**Set problem:**
Identify each line containing the word "panel" and copy it.

**Stored rows:**
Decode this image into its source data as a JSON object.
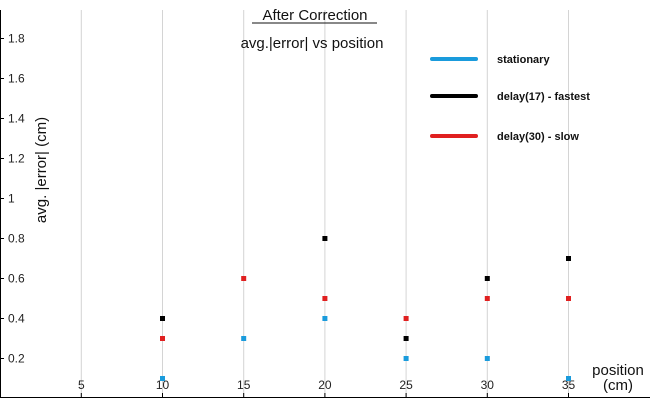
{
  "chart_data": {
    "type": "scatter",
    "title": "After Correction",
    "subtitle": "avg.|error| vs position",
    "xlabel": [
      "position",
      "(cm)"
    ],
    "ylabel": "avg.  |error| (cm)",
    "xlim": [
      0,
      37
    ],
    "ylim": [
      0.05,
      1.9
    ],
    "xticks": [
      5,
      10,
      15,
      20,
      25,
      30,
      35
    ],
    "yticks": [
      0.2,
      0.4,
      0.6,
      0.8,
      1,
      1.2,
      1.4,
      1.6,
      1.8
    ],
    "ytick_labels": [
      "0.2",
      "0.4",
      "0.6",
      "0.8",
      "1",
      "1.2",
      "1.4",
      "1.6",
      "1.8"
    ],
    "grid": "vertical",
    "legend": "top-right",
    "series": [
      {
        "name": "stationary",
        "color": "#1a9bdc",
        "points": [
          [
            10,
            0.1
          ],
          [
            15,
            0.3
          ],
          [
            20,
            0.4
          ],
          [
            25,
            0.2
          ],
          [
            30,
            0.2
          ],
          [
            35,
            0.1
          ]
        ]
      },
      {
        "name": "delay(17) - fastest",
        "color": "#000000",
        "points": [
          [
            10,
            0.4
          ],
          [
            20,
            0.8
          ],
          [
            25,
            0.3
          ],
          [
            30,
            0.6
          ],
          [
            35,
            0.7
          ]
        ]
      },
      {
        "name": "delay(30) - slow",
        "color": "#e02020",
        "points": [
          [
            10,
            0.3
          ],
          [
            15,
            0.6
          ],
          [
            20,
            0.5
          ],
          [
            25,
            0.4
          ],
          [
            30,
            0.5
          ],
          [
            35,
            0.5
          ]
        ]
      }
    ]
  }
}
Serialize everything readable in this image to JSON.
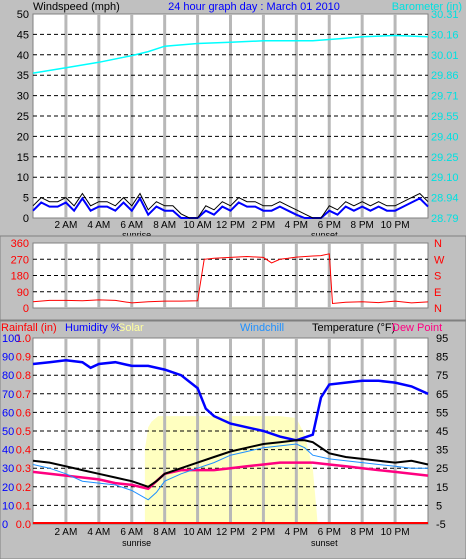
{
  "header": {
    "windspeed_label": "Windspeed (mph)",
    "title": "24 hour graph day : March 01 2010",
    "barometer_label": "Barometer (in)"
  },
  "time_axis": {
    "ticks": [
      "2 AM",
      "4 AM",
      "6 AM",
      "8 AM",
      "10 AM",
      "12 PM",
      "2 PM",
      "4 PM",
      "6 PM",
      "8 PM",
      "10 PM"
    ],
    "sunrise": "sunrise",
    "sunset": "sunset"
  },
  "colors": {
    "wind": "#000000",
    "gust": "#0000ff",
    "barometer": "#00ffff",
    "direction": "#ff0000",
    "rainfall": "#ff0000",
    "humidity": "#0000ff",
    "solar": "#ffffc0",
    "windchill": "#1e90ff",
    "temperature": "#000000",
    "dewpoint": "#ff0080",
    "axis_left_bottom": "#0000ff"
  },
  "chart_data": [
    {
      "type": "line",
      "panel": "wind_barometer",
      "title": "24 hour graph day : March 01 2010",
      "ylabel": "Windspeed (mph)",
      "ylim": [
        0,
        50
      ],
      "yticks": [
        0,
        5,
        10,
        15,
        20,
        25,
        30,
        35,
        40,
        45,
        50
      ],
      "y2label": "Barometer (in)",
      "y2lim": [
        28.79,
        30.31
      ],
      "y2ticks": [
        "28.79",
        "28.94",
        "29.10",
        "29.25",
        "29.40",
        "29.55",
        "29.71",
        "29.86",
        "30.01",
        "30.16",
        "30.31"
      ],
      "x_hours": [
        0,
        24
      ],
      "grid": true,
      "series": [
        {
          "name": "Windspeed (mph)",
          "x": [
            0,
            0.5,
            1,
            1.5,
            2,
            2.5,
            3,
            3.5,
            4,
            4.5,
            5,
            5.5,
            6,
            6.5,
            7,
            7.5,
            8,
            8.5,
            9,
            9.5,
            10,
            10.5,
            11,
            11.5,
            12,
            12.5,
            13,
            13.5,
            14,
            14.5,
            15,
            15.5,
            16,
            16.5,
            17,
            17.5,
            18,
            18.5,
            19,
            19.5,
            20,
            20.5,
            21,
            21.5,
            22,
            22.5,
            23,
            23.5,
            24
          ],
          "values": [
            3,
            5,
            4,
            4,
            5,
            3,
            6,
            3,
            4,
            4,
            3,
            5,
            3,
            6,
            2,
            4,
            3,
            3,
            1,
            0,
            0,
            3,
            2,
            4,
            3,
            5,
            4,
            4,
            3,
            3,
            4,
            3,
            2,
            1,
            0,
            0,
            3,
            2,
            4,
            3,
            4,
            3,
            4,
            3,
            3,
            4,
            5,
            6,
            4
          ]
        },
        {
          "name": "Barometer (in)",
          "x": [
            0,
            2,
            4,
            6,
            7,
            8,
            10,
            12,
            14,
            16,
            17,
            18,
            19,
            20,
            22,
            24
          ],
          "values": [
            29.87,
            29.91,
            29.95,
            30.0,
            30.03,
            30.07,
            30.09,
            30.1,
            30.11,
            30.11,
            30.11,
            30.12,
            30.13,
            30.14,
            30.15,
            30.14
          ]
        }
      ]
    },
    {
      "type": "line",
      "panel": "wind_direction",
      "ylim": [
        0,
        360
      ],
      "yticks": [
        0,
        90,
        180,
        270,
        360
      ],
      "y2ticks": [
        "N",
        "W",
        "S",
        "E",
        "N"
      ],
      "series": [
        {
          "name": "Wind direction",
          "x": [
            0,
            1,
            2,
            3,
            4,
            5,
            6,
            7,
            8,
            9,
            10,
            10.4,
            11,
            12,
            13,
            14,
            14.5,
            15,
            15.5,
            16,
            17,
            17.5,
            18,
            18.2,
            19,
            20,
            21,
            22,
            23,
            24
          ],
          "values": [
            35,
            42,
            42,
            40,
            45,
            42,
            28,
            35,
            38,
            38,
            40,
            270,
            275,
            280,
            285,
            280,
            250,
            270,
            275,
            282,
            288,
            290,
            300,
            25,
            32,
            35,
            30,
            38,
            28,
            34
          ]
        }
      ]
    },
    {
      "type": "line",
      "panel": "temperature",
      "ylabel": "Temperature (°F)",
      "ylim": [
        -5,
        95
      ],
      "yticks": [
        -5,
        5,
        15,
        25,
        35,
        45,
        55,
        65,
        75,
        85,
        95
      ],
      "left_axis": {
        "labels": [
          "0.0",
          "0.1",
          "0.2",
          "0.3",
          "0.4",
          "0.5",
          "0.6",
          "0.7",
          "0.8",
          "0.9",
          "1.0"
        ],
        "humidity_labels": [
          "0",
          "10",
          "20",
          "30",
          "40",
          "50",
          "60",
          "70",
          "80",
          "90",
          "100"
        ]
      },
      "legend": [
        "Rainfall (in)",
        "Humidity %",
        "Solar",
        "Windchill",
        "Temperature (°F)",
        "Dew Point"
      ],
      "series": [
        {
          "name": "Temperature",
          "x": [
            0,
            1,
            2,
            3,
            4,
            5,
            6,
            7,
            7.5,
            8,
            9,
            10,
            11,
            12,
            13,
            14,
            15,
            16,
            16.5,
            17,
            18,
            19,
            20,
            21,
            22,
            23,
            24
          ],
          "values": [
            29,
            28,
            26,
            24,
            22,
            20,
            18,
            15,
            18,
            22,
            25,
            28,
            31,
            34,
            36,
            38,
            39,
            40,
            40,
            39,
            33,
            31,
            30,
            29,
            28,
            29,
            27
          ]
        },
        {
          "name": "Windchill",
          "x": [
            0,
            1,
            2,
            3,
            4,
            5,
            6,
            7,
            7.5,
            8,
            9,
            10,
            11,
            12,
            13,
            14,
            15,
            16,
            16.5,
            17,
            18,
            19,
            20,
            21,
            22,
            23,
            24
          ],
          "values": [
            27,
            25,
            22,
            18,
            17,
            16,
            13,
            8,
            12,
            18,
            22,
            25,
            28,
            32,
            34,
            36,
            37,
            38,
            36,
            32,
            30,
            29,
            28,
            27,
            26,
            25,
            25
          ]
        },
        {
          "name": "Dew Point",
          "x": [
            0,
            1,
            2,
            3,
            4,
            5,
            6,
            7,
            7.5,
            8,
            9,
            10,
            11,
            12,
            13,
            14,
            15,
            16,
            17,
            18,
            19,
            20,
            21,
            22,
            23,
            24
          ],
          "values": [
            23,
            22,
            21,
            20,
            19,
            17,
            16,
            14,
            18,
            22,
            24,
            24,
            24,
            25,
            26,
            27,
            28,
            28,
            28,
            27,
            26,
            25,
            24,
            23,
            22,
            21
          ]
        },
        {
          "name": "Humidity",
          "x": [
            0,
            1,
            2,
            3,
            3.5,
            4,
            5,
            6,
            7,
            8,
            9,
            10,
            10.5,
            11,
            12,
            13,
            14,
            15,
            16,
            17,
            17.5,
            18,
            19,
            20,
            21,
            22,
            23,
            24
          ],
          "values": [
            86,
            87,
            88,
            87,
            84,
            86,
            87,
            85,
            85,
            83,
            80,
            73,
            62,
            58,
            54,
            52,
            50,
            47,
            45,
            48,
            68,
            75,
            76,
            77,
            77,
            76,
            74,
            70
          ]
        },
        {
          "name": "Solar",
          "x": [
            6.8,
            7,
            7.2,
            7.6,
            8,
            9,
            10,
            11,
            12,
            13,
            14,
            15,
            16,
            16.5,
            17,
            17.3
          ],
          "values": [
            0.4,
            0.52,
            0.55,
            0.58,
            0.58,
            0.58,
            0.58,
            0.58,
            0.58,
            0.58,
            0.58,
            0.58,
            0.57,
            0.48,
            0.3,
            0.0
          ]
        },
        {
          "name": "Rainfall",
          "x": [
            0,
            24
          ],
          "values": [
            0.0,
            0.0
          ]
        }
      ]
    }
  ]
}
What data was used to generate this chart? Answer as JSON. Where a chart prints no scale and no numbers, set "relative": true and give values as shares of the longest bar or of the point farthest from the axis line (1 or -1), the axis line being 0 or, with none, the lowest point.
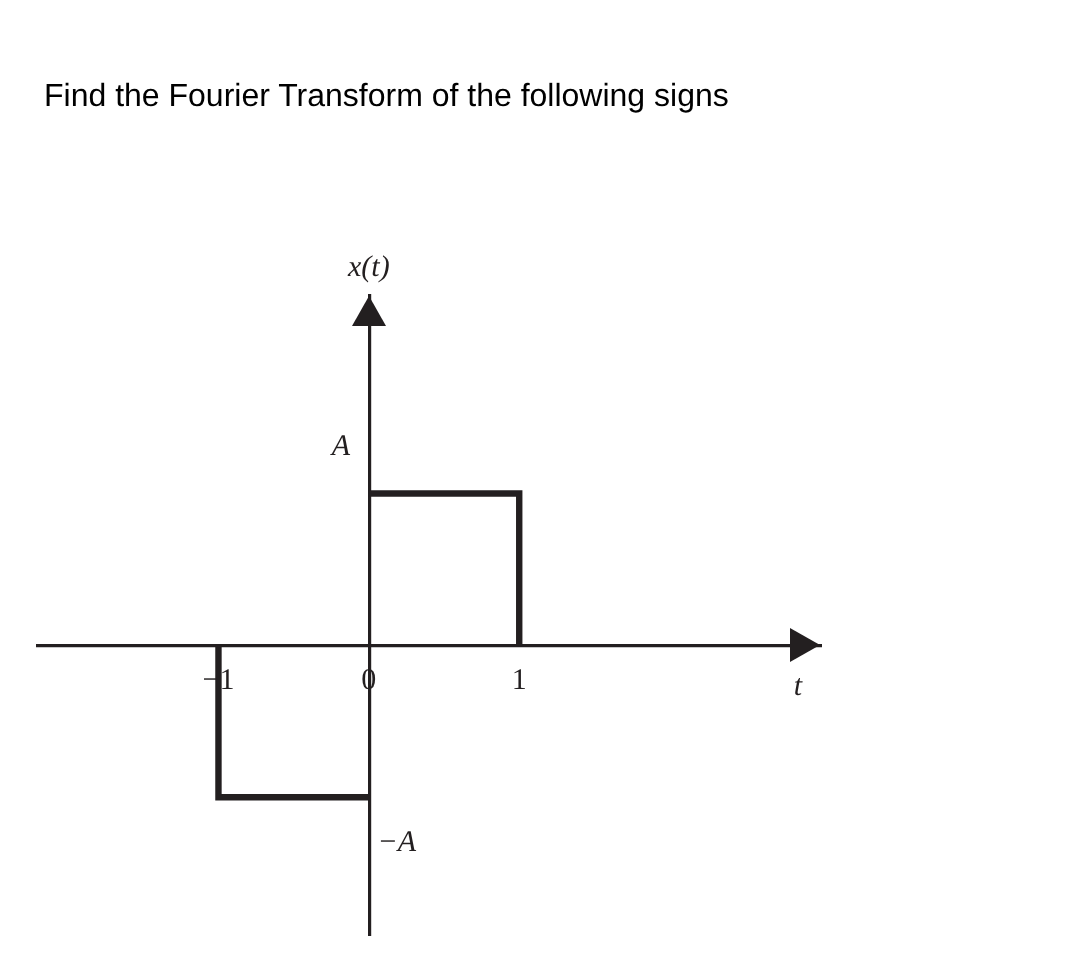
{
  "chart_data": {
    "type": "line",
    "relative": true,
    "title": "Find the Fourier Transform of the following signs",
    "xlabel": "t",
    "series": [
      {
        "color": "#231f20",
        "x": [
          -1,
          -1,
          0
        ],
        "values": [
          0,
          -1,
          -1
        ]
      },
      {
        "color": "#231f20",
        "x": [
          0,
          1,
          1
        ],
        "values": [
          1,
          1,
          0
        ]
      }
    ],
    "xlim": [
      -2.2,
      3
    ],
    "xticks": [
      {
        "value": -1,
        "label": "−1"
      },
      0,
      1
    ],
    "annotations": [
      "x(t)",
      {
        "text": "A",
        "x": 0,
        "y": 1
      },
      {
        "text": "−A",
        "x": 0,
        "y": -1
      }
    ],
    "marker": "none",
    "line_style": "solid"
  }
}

**Task solution:**
      "panel": "wind_barometer",
      "panel": "wind_direction",
      "panel": "temperature",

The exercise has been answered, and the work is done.